Source records:
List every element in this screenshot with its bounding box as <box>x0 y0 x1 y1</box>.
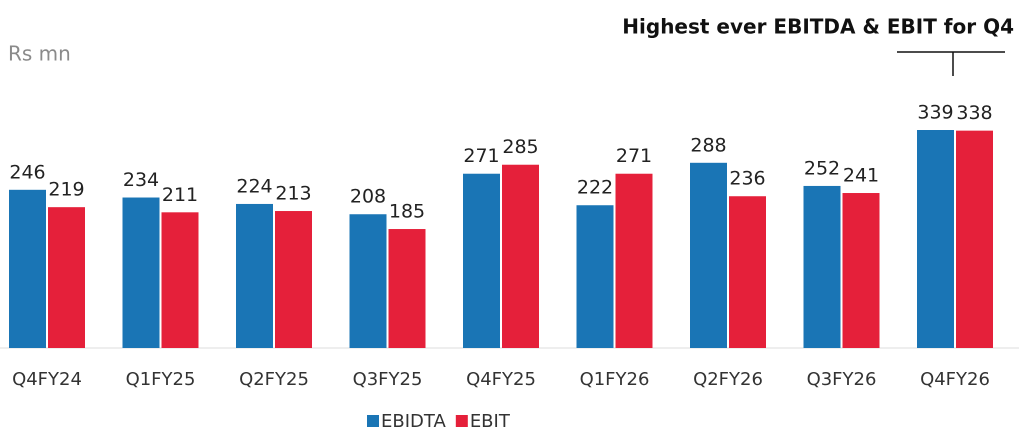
data-label: 185 <box>389 201 425 223</box>
bar <box>502 164 539 348</box>
x-tick-label: Q2FY25 <box>239 369 309 390</box>
data-label: 219 <box>48 179 84 201</box>
data-label: 246 <box>9 161 45 183</box>
x-tick-label: Q1FY25 <box>126 369 196 390</box>
bar <box>463 173 500 348</box>
bar <box>9 189 46 348</box>
bar <box>956 130 993 348</box>
bar <box>388 229 426 348</box>
data-label: 271 <box>616 145 652 167</box>
bar <box>236 203 273 348</box>
x-tick-label: Q4FY25 <box>466 369 536 390</box>
bar <box>349 214 387 348</box>
data-label: 338 <box>956 102 992 124</box>
bar <box>842 193 880 348</box>
data-label: 339 <box>917 102 953 124</box>
bar <box>275 211 312 348</box>
data-label: 285 <box>502 136 538 158</box>
bar <box>576 205 614 348</box>
x-tick-label: Q3FY26 <box>807 369 877 390</box>
x-tick-label: Q3FY25 <box>353 369 423 390</box>
bar <box>729 196 766 348</box>
data-label: 234 <box>123 169 159 191</box>
bar <box>803 185 841 348</box>
unit-label: Rs mn <box>8 42 71 66</box>
data-label: 222 <box>577 177 613 199</box>
x-tick-label: Q2FY26 <box>693 369 763 390</box>
data-label: 208 <box>350 186 386 208</box>
bar <box>615 173 653 348</box>
data-label: 224 <box>236 175 272 197</box>
data-label: 211 <box>162 184 198 206</box>
data-label: 213 <box>275 183 311 205</box>
x-tick-label: Q1FY26 <box>580 369 650 390</box>
legend-label: EBIDTA <box>381 411 446 432</box>
bar <box>690 162 727 348</box>
bar <box>917 130 954 348</box>
legend-swatch <box>367 415 379 427</box>
bar <box>122 197 160 348</box>
data-label: 236 <box>729 168 765 190</box>
annotation: Highest ever EBITDA & EBIT for Q4 <box>622 15 1014 39</box>
data-label: 252 <box>804 157 840 179</box>
bar <box>48 207 85 348</box>
legend-label: EBIT <box>470 411 511 432</box>
bar <box>161 212 199 348</box>
data-label: 271 <box>463 145 499 167</box>
x-tick-label: Q4FY24 <box>12 369 82 390</box>
legend-swatch <box>455 415 468 427</box>
data-label: 288 <box>690 134 726 156</box>
data-label: 241 <box>843 165 879 187</box>
x-tick-label: Q4FY26 <box>920 369 990 390</box>
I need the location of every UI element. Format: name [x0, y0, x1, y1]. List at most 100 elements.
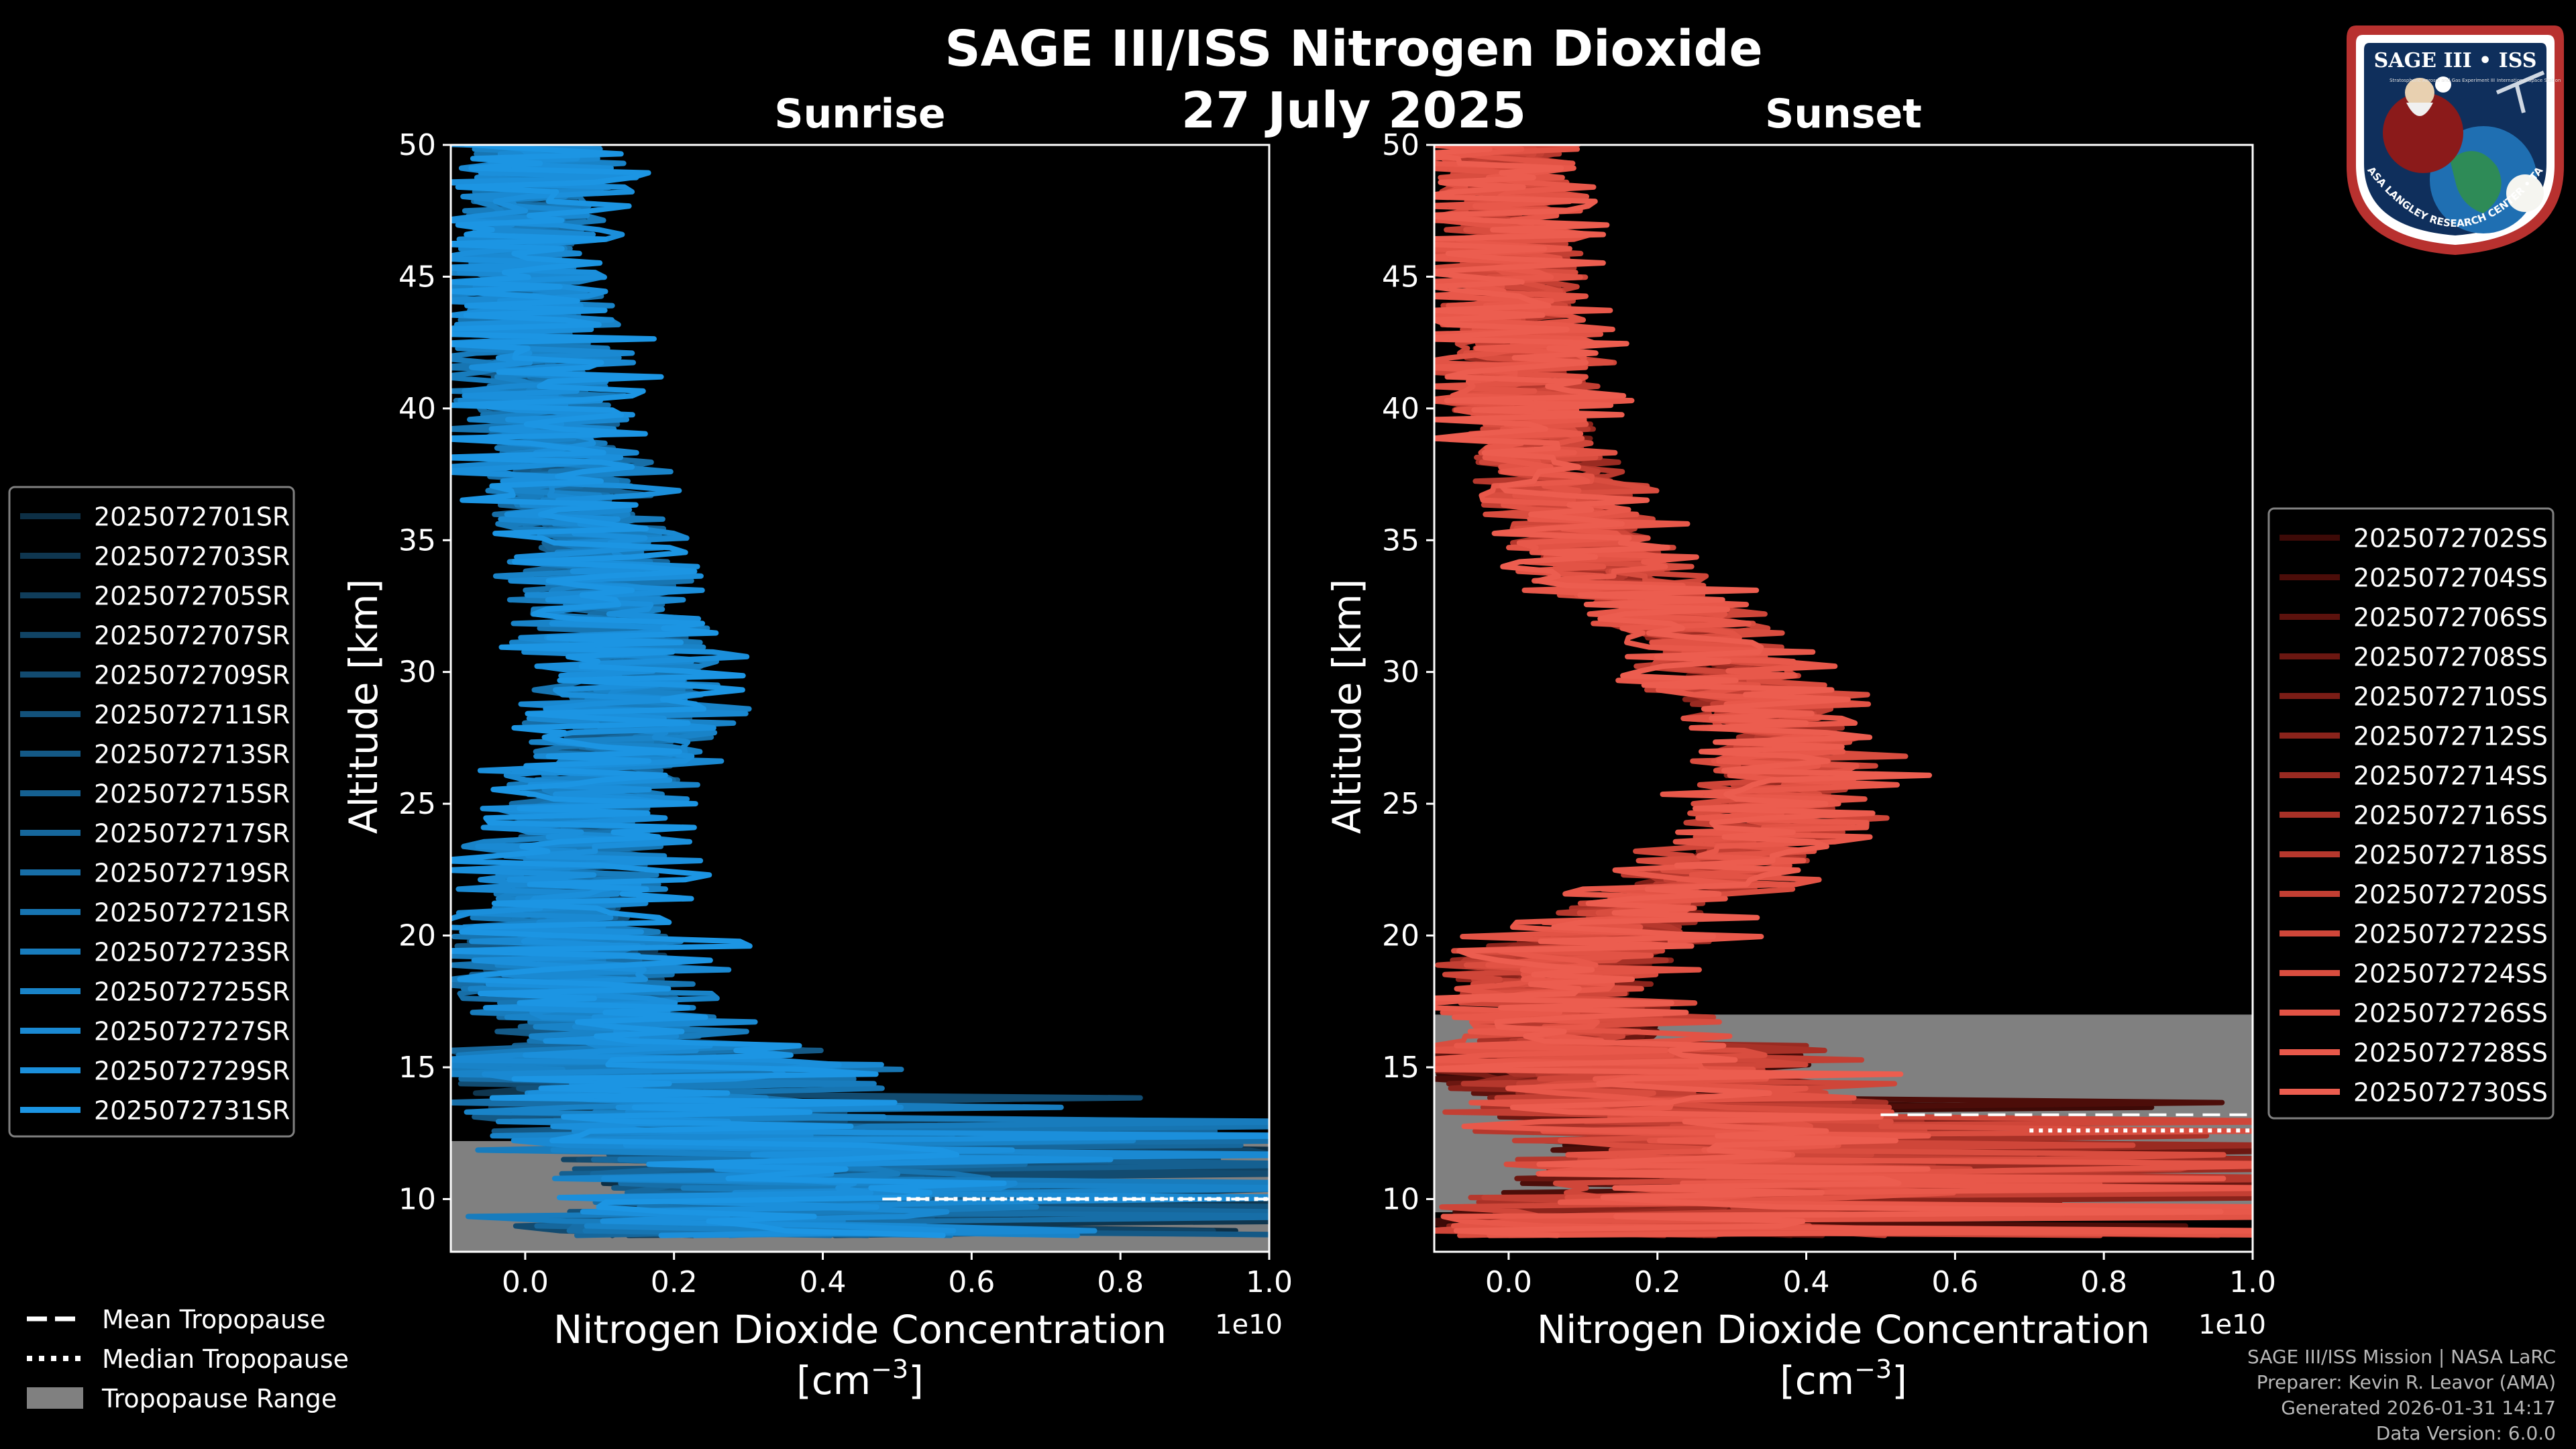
- legend-entry-2025072715SR: 2025072715SR: [94, 780, 290, 809]
- y-tick-label: 50: [398, 128, 436, 162]
- y-tick-label: 15: [1382, 1051, 1419, 1085]
- footer-mission: SAGE III/ISS Mission | NASA LaRC: [2247, 1346, 2556, 1368]
- x-tick-label: 0.4: [800, 1265, 847, 1299]
- x-tick-label: 0.2: [651, 1265, 698, 1299]
- legend-entry-2025072704SS: 2025072704SS: [2353, 564, 2548, 593]
- legend-entry-2025072708SS: 2025072708SS: [2353, 643, 2548, 672]
- x-tick-label: 1.0: [2229, 1265, 2276, 1299]
- legend-box: [2267, 507, 2555, 1120]
- legend-entry-2025072727SR: 2025072727SR: [94, 1017, 290, 1046]
- logo-small-text-right: International Space Station: [2497, 78, 2561, 83]
- sunset-panel: Sunset 10 15 20 25 30 35 40 45 50 0.0 0.2 0.4 0.6 0.8 1…: [1324, 91, 2276, 1403]
- y-tick-label: 35: [398, 523, 436, 557]
- bottom-legend-label: Median Tropopause: [102, 1344, 349, 1374]
- legend-entry-2025072706SS: 2025072706SS: [2353, 603, 2548, 633]
- legend-entry-2025072711SR: 2025072711SR: [94, 700, 290, 730]
- profile-line-2025072729SR: [451, 145, 1269, 1238]
- plot-area: [451, 145, 1269, 1252]
- sage-iii-iss-logo: SAGE III • ISS Stratospheric Aerosol and…: [2339, 3, 2568, 262]
- y-tick-label: 30: [398, 655, 436, 690]
- panel-title: Sunset: [1765, 91, 1922, 138]
- y-tick-label: 40: [1382, 392, 1419, 426]
- legend-entry-2025072712SS: 2025072712SS: [2353, 722, 2548, 751]
- logo-small-text-left: Stratospheric Aerosol and Gas Experiment…: [2390, 78, 2495, 83]
- logo-top-text: SAGE III • ISS: [2374, 49, 2537, 72]
- sunrise-legend: 2025072701SR 2025072703SR 2025072705SR 2025…: [8, 486, 295, 1138]
- figure-title: SAGE III/ISS Nitrogen Dioxide: [945, 20, 1762, 78]
- legend-entry-2025072701SR: 2025072701SR: [94, 502, 290, 532]
- x-tick-label: 0.8: [2080, 1265, 2127, 1299]
- legend-entry-2025072720SS: 2025072720SS: [2353, 880, 2548, 910]
- plot-area: [1434, 145, 2253, 1252]
- y-tick-label: 50: [1382, 128, 1419, 162]
- legend-entry-2025072705SR: 2025072705SR: [94, 582, 290, 611]
- x-tick-label: 0.6: [948, 1265, 995, 1299]
- x-axis-label: Nitrogen Dioxide Concentration: [553, 1307, 1167, 1352]
- legend-entry-2025072723SR: 2025072723SR: [94, 938, 290, 967]
- legend-box: [8, 486, 295, 1138]
- tropopause-legend: Mean Tropopause Median Tropopause Tropopau…: [27, 1305, 349, 1413]
- y-tick-label: 25: [1382, 787, 1419, 821]
- legend-entry-2025072718SS: 2025072718SS: [2353, 841, 2548, 870]
- legend-entry-2025072719SR: 2025072719SR: [94, 859, 290, 888]
- x-offset-text: 1e10: [1215, 1309, 1283, 1340]
- footer-generated: Generated 2026-01-31 14:17: [2281, 1397, 2556, 1419]
- x-tick-label: 0.0: [1485, 1265, 1532, 1299]
- legend-entry-2025072726SS: 2025072726SS: [2353, 999, 2548, 1028]
- x-tick-label: 0.8: [1097, 1265, 1144, 1299]
- y-tick-label: 10: [1382, 1182, 1419, 1216]
- y-tick-label: 45: [1382, 260, 1419, 294]
- legend-entry-2025072728SS: 2025072728SS: [2353, 1038, 2548, 1068]
- x-axis-label: Nitrogen Dioxide Concentration: [1537, 1307, 2150, 1352]
- x-tick-label: 0.6: [1931, 1265, 1978, 1299]
- profile-line-2025072731SR: [451, 145, 1007, 1238]
- legend-entry-2025072731SR: 2025072731SR: [94, 1096, 290, 1126]
- x-tick-label: 0.0: [502, 1265, 549, 1299]
- legend-entry-2025072729SR: 2025072729SR: [94, 1057, 290, 1086]
- legend-entry-2025072717SR: 2025072717SR: [94, 819, 290, 849]
- legend-entry-2025072721SR: 2025072721SR: [94, 898, 290, 928]
- y-tick-label: 25: [398, 787, 436, 821]
- bottom-legend-label: Mean Tropopause: [102, 1305, 325, 1334]
- legend-range-swatch: [27, 1387, 83, 1409]
- legend-entry-2025072703SR: 2025072703SR: [94, 542, 290, 572]
- footer-preparer: Preparer: Kevin R. Leavor (AMA): [2256, 1371, 2556, 1393]
- y-tick-label: 30: [1382, 655, 1419, 690]
- y-tick-label: 45: [398, 260, 436, 294]
- y-tick-label: 10: [398, 1182, 436, 1216]
- footer-data-version: Data Version: 6.0.0: [2375, 1422, 2556, 1444]
- plot-frame: [1433, 144, 2254, 1253]
- x-tick-label: 0.2: [1634, 1265, 1681, 1299]
- legend-entry-2025072713SR: 2025072713SR: [94, 740, 290, 769]
- y-tick-label: 20: [398, 919, 436, 953]
- legend-entry-2025072716SS: 2025072716SS: [2353, 801, 2548, 830]
- x-axis-unit: [cm−3]: [796, 1354, 924, 1403]
- y-tick-label: 40: [398, 392, 436, 426]
- legend-entry-2025072707SR: 2025072707SR: [94, 621, 290, 651]
- legend-entry-2025072710SS: 2025072710SS: [2353, 682, 2548, 712]
- legend-entry-2025072722SS: 2025072722SS: [2353, 920, 2548, 949]
- y-axis-label: Altitude [km]: [341, 579, 386, 834]
- x-axis-unit: [cm−3]: [1780, 1354, 1907, 1403]
- legend-entry-2025072709SR: 2025072709SR: [94, 661, 290, 690]
- y-tick-label: 20: [1382, 919, 1419, 953]
- bottom-legend-label: Tropopause Range: [101, 1384, 337, 1413]
- y-tick-label: 15: [398, 1051, 436, 1085]
- y-axis-label: Altitude [km]: [1324, 579, 1370, 834]
- legend-entry-2025072725SR: 2025072725SR: [94, 977, 290, 1007]
- sunrise-panel: Sunrise 10 15 20 25 30 35 40 45 50 0.0 0.2 0.4 0.6 0.8…: [341, 91, 1293, 1403]
- panel-title: Sunrise: [774, 91, 945, 138]
- y-tick-label: 35: [1382, 523, 1419, 557]
- plot-frame: [449, 144, 1271, 1253]
- sunset-legend: 2025072702SS 2025072704SS 2025072706SS 2025…: [2267, 507, 2555, 1120]
- legend-entry-2025072714SS: 2025072714SS: [2353, 761, 2548, 791]
- legend-entry-2025072730SS: 2025072730SS: [2353, 1078, 2548, 1108]
- x-tick-label: 0.4: [1783, 1265, 1830, 1299]
- x-offset-text: 1e10: [2198, 1309, 2266, 1340]
- profile-line-2025072730SS: [1434, 145, 2224, 1238]
- x-tick-label: 1.0: [1246, 1265, 1293, 1299]
- figure-date: 27 July 2025: [1181, 82, 1526, 140]
- legend-entry-2025072724SS: 2025072724SS: [2353, 959, 2548, 989]
- legend-entry-2025072702SS: 2025072702SS: [2353, 524, 2548, 553]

--- TASK DETAILS ---
Rewrite the entries from the line with "data-label: 185 <box>389 201 425 223</box>" up to and including the line with "x-tick-label: Q1FY25 <box>126", changing "data-label" to "value-label" and leaving everything else the same.

--- RESPONSE ---
value-label: 185 <box>389 201 425 223</box>
bar <box>502 164 539 348</box>
x-tick-label: Q2FY25 <box>239 369 309 390</box>
value-label: 219 <box>48 179 84 201</box>
value-label: 246 <box>9 161 45 183</box>
x-tick-label: Q1FY25 <box>126 369 196 390</box>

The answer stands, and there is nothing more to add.